━━ Data entries ━━

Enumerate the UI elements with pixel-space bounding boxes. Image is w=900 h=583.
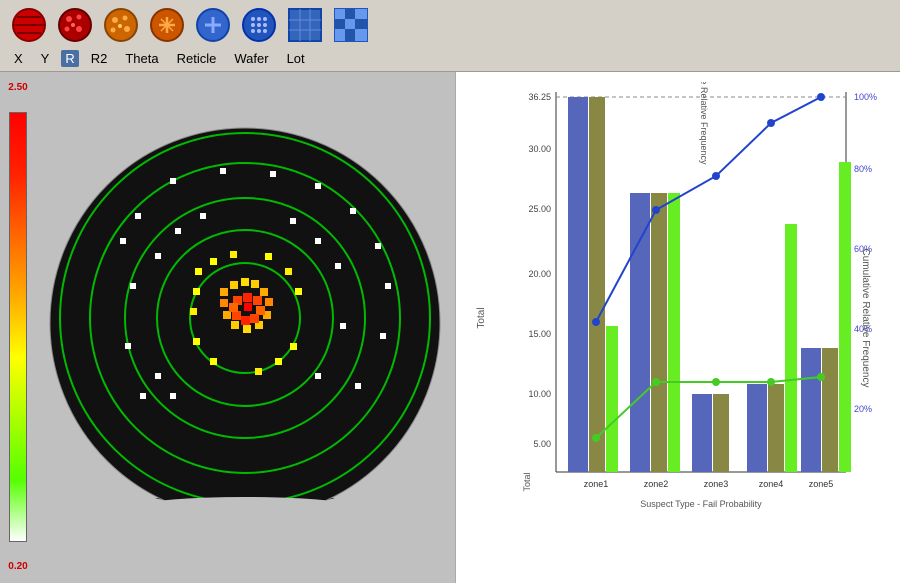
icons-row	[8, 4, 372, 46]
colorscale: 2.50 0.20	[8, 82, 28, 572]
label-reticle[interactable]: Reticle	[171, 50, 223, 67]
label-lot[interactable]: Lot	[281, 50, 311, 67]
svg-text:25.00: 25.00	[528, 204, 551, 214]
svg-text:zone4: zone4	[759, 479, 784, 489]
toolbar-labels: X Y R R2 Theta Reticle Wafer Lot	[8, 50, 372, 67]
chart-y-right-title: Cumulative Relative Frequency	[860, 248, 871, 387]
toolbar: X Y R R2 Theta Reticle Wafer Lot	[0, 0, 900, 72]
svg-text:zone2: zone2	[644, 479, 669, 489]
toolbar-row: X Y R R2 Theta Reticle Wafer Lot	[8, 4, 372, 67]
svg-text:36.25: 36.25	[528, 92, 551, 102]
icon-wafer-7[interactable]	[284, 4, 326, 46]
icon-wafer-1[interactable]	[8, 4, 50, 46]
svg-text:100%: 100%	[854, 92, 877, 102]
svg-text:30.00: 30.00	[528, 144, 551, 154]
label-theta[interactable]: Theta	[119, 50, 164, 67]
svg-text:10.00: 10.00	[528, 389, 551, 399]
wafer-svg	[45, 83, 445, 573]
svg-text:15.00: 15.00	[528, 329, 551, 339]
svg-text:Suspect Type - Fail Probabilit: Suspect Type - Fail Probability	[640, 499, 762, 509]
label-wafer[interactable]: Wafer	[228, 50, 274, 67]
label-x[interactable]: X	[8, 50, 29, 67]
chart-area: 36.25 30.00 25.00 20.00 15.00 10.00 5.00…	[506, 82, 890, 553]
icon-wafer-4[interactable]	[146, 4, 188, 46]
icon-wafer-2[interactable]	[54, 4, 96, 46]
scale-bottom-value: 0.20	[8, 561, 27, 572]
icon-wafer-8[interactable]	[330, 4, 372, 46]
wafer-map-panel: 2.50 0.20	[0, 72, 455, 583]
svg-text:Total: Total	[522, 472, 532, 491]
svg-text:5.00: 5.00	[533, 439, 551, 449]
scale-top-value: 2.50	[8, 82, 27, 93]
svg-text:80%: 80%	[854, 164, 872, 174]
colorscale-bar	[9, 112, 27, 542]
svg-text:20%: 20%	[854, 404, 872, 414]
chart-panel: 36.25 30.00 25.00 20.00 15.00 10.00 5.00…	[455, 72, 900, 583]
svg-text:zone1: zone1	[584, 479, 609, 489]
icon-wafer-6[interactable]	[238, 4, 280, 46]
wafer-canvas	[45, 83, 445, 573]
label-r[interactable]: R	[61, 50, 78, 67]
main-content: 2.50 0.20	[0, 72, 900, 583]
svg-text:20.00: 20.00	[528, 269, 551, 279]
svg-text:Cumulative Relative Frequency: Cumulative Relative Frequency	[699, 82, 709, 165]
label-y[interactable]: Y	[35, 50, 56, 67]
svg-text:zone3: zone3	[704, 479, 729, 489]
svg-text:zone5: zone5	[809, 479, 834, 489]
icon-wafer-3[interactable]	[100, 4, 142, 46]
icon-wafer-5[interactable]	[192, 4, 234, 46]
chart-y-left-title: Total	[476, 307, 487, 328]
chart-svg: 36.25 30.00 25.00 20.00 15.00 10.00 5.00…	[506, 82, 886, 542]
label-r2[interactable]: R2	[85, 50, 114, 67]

━━━

> [Task prompt]: Which lines in the entries above contain the string "toolbar"? Report each of those lines in full.

> [Output for this exercise]:
toolbar-labels: X Y R R2 Theta Reticle Wafer Lot	[8, 50, 372, 67]
toolbar: X Y R R2 Theta Reticle Wafer Lot	[0, 0, 900, 72]
toolbar-row: X Y R R2 Theta Reticle Wafer Lot	[8, 4, 372, 67]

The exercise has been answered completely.